### THE RECORDS

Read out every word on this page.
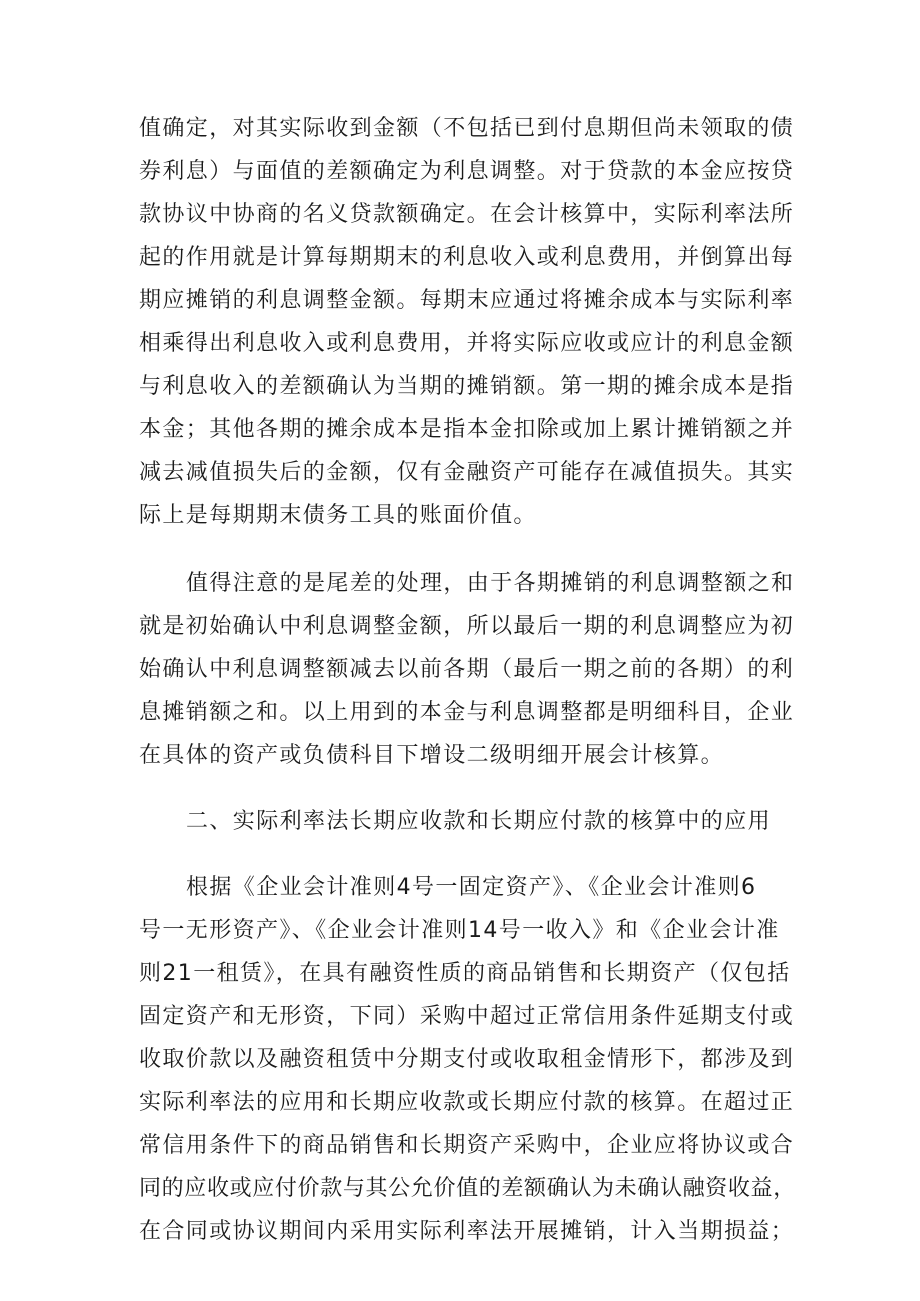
值确定，对其实际收到金额（不包括已到付息期但尚未领取的债
券利息）与面值的差额确定为利息调整。对于贷款的本金应按贷
款协议中协商的名义贷款额确定。在会计核算中，实际利率法所
起的作用就是计算每期期末的利息收入或利息费用，并倒算出每
期应摊销的利息调整金额。每期末应通过将摊余成本与实际利率
相乘得出利息收入或利息费用，并将实际应收或应计的利息金额
与利息收入的差额确认为当期的摊销额。第一期的摊余成本是指
本金；其他各期的摊余成本是指本金扣除或加上累计摊销额之并
减去减值损失后的金额，仅有金融资产可能存在减值损失。其实
际上是每期期末债务工具的账面价值。
值得注意的是尾差的处理，由于各期摊销的利息调整额之和
就是初始确认中利息调整金额，所以最后一期的利息调整应为初
始确认中利息调整额减去以前各期（最后一期之前的各期）的利
息摊销额之和。以上用到的本金与利息调整都是明细科目，企业
在具体的资产或负债科目下增设二级明细开展会计核算。
二、实际利率法长期应收款和长期应付款的核算中的应用
根据《企业会计准则4号一固定资产》、《企业会计准则6
号一无形资产》、《企业会计准则14号一收入》和《企业会计准
则21一租赁》，在具有融资性质的商品销售和长期资产（仅包括
固定资产和无形资，下同）采购中超过正常信用条件延期支付或
收取价款以及融资租赁中分期支付或收取租金情形下，都涉及到
实际利率法的应用和长期应收款或长期应付款的核算。在超过正
常信用条件下的商品销售和长期资产采购中，企业应将协议或合
同的应收或应付价款与其公允价值的差额确认为未确认融资收益，
在合同或协议期间内采用实际利率法开展摊销，计入当期损益；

######

Working from the lines above, reproduce the material exactly and exclude its pictures.

**EXPECTED ANSWER:**
Read out every word on this page.
值确定，对其实际收到金额（不包括已到付息期但尚未领取的债
券利息）与面值的差额确定为利息调整。对于贷款的本金应按贷
款协议中协商的名义贷款额确定。在会计核算中，实际利率法所
起的作用就是计算每期期末的利息收入或利息费用，并倒算出每
期应摊销的利息调整金额。每期末应通过将摊余成本与实际利率
相乘得出利息收入或利息费用，并将实际应收或应计的利息金额
与利息收入的差额确认为当期的摊销额。第一期的摊余成本是指
本金；其他各期的摊余成本是指本金扣除或加上累计摊销额之并
减去减值损失后的金额，仅有金融资产可能存在减值损失。其实
际上是每期期末债务工具的账面价值。
值得注意的是尾差的处理，由于各期摊销的利息调整额之和
就是初始确认中利息调整金额，所以最后一期的利息调整应为初
始确认中利息调整额减去以前各期（最后一期之前的各期）的利
息摊销额之和。以上用到的本金与利息调整都是明细科目，企业
在具体的资产或负债科目下增设二级明细开展会计核算。
二、实际利率法长期应收款和长期应付款的核算中的应用
根据《企业会计准则4号一固定资产》、《企业会计准则6
号一无形资产》、《企业会计准则14号一收入》和《企业会计准
则21一租赁》，在具有融资性质的商品销售和长期资产（仅包括
固定资产和无形资，下同）采购中超过正常信用条件延期支付或
收取价款以及融资租赁中分期支付或收取租金情形下，都涉及到
实际利率法的应用和长期应收款或长期应付款的核算。在超过正
常信用条件下的商品销售和长期资产采购中，企业应将协议或合
同的应收或应付价款与其公允价值的差额确认为未确认融资收益，
在合同或协议期间内采用实际利率法开展摊销，计入当期损益；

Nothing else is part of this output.